**TASK DIRECTIONS:** Write out the records below once more, exactly as they stand.
— Start SUPPLIED MATERIAL —
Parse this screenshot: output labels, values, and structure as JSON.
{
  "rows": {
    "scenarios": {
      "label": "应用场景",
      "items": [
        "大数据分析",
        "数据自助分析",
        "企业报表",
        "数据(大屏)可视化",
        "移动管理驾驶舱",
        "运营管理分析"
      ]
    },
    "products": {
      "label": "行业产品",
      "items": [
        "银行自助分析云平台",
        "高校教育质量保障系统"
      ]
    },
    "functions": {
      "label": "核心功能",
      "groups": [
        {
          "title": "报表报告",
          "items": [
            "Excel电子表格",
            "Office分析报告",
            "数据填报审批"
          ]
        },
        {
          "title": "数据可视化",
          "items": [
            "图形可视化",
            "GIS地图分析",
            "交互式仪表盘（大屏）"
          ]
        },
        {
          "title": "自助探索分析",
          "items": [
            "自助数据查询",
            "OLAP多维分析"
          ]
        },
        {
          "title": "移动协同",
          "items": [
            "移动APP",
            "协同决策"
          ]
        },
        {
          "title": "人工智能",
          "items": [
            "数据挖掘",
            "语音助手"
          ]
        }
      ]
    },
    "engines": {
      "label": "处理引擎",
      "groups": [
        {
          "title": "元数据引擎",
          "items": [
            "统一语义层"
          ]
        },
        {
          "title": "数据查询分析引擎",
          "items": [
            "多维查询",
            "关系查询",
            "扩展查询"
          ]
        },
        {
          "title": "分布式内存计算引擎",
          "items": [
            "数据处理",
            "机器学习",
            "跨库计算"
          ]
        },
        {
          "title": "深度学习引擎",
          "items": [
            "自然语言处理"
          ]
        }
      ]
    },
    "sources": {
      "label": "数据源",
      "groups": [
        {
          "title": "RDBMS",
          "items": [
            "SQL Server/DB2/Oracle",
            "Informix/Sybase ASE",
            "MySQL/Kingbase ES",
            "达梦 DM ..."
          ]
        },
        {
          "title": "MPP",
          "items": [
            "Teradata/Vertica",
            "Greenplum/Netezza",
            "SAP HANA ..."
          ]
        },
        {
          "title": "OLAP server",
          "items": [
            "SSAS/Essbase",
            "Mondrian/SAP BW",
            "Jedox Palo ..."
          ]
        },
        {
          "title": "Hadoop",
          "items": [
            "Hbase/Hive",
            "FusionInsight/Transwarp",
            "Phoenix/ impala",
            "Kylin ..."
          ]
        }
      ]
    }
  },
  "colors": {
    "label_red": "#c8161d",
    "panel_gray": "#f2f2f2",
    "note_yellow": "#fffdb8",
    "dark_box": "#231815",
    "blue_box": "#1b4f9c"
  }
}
— End SUPPLIED MATERIAL —
**FINISHED TASK:**
Parse this screenshot: output labels, values, and structure as JSON.
{
  "rows": {
    "scenarios": {
      "label": "应用场景",
      "items": [
        "大数据分析",
        "数据自助分析",
        "企业报表",
        "数据(大屏)可视化",
        "移动管理驾驶舱",
        "运营管理分析"
      ]
    },
    "products": {
      "label": "行业产品",
      "items": [
        "银行自助分析云平台",
        "高校教育质量保障系统"
      ]
    },
    "functions": {
      "label": "核心功能",
      "groups": [
        {
          "title": "报表报告",
          "items": [
            "Excel电子表格",
            "Office分析报告",
            "数据填报审批"
          ]
        },
        {
          "title": "数据可视化",
          "items": [
            "图形可视化",
            "GIS地图分析",
            "交互式仪表盘（大屏）"
          ]
        },
        {
          "title": "自助探索分析",
          "items": [
            "自助数据查询",
            "OLAP多维分析"
          ]
        },
        {
          "title": "移动协同",
          "items": [
            "移动APP",
            "协同决策"
          ]
        },
        {
          "title": "人工智能",
          "items": [
            "数据挖掘",
            "语音助手"
          ]
        }
      ]
    },
    "engines": {
      "label": "处理引擎",
      "groups": [
        {
          "title": "元数据引擎",
          "items": [
            "统一语义层"
          ]
        },
        {
          "title": "数据查询分析引擎",
          "items": [
            "多维查询",
            "关系查询",
            "扩展查询"
          ]
        },
        {
          "title": "分布式内存计算引擎",
          "items": [
            "数据处理",
            "机器学习",
            "跨库计算"
          ]
        },
        {
          "title": "深度学习引擎",
          "items": [
            "自然语言处理"
          ]
        }
      ]
    },
    "sources": {
      "label": "数据源",
      "groups": [
        {
          "title": "RDBMS",
          "items": [
            "SQL Server/DB2/Oracle",
            "Informix/Sybase ASE",
            "MySQL/Kingbase ES",
            "达梦 DM ..."
          ]
        },
        {
          "title": "MPP",
          "items": [
            "Teradata/Vertica",
            "Greenplum/Netezza",
            "SAP HANA ..."
          ]
        },
        {
          "title": "OLAP server",
          "items": [
            "SSAS/Essbase",
            "Mondrian/SAP BW",
            "Jedox Palo ..."
          ]
        },
        {
          "title": "Hadoop",
          "items": [
            "Hbase/Hive",
            "FusionInsight/Transwarp",
            "Phoenix/ impala",
            "Kylin ..."
          ]
        }
      ]
    }
  },
  "colors": {
    "label_red": "#c8161d",
    "panel_gray": "#f2f2f2",
    "note_yellow": "#fffdb8",
    "dark_box": "#231815",
    "blue_box": "#1b4f9c"
  }
}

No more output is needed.